--- begin ---

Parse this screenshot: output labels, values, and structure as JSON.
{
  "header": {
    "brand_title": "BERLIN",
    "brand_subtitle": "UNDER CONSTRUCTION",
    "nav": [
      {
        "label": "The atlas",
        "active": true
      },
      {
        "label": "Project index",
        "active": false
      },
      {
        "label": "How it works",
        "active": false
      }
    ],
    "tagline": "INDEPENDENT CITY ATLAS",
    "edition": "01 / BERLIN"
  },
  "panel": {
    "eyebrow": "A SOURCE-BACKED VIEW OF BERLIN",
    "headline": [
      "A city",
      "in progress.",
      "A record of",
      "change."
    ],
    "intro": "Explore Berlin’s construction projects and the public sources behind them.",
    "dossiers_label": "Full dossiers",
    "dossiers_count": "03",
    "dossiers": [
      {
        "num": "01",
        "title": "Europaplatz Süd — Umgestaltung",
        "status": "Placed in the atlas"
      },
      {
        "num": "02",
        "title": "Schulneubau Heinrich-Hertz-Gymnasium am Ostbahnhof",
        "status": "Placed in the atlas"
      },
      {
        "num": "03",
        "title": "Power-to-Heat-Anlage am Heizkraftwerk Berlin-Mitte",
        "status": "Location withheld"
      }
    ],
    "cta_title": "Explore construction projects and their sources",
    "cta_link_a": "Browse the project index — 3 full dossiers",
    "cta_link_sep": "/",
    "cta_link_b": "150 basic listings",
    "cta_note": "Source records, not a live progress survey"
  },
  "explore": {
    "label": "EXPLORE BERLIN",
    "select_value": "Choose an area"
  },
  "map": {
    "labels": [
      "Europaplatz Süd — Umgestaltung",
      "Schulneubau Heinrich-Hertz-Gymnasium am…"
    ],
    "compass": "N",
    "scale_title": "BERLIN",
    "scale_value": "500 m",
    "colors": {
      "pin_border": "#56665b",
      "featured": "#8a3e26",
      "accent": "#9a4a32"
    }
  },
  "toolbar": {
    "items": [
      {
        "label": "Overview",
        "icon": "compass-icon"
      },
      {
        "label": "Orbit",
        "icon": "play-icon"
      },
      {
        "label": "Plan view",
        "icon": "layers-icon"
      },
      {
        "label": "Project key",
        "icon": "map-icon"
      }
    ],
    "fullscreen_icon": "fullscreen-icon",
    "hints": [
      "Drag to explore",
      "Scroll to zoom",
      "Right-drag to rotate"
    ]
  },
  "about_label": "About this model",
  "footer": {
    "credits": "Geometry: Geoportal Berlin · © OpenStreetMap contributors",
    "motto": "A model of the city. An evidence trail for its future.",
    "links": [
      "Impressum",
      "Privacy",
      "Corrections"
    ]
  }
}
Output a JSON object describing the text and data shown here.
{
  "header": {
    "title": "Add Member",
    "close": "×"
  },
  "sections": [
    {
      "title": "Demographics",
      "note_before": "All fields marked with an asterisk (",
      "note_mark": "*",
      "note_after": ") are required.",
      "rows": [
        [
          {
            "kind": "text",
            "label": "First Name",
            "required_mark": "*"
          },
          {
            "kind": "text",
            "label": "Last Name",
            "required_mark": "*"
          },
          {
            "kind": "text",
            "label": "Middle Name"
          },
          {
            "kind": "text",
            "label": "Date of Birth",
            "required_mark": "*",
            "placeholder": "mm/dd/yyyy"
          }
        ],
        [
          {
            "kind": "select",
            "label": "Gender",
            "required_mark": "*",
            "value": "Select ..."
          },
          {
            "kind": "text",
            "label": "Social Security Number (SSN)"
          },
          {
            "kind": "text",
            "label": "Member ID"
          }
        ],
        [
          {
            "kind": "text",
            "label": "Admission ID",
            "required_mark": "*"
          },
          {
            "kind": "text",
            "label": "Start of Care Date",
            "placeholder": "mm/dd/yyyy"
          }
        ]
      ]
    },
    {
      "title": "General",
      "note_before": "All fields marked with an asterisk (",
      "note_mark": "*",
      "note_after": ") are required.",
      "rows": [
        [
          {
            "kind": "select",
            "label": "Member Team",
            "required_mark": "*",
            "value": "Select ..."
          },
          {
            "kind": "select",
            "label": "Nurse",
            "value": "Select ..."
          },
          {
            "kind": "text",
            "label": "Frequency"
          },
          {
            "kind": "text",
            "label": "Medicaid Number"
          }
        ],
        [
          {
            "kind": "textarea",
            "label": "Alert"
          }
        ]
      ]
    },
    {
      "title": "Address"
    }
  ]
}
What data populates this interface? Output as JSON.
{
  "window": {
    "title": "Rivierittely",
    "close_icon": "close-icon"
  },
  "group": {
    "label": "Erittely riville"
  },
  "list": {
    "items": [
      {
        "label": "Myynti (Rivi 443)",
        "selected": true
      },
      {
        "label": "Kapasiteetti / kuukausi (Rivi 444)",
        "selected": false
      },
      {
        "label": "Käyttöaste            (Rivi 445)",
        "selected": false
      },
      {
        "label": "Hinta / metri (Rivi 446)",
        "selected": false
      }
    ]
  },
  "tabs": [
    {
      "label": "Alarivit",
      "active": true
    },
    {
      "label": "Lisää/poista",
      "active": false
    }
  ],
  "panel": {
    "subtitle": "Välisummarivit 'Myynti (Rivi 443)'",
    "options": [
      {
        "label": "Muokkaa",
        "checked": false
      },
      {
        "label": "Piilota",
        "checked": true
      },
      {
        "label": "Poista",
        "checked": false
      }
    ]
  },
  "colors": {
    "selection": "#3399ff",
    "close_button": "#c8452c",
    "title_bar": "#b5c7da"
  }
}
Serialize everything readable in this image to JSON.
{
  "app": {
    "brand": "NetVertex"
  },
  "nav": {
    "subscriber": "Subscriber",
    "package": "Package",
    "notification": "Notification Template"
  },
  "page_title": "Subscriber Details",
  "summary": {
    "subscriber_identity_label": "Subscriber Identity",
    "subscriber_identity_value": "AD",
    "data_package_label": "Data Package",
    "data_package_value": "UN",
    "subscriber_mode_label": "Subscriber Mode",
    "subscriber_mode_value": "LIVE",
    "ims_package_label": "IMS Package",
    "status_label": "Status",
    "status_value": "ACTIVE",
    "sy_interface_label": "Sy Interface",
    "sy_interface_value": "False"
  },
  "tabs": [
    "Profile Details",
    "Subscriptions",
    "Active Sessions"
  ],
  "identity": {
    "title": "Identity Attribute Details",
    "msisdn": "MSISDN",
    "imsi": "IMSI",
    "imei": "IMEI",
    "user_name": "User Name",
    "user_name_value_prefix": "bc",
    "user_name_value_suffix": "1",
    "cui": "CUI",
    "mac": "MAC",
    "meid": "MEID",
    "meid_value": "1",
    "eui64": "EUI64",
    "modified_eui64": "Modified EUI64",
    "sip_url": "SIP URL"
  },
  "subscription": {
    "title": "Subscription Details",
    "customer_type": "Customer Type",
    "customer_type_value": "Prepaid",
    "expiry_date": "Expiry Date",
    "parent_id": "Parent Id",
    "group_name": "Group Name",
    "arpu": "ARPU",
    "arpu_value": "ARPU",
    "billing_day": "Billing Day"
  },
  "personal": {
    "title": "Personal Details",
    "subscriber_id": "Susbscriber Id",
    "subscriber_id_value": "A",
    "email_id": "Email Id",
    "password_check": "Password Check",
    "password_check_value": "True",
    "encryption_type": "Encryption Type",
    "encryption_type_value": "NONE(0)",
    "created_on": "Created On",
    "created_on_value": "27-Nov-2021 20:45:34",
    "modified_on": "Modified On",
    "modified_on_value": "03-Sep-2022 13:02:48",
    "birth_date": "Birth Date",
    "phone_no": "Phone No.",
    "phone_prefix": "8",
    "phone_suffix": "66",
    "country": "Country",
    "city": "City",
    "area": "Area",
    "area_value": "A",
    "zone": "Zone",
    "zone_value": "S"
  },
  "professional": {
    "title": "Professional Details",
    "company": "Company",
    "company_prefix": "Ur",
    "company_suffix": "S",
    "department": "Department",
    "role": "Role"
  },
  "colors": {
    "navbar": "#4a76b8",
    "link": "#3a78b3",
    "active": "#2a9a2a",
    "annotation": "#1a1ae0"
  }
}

--- end ---

## Stated goal
From the entries above, collect every line with the string "Number" in it.

## Complete response
            "label": "Social Security Number (SSN)"
            "label": "Medicaid Number"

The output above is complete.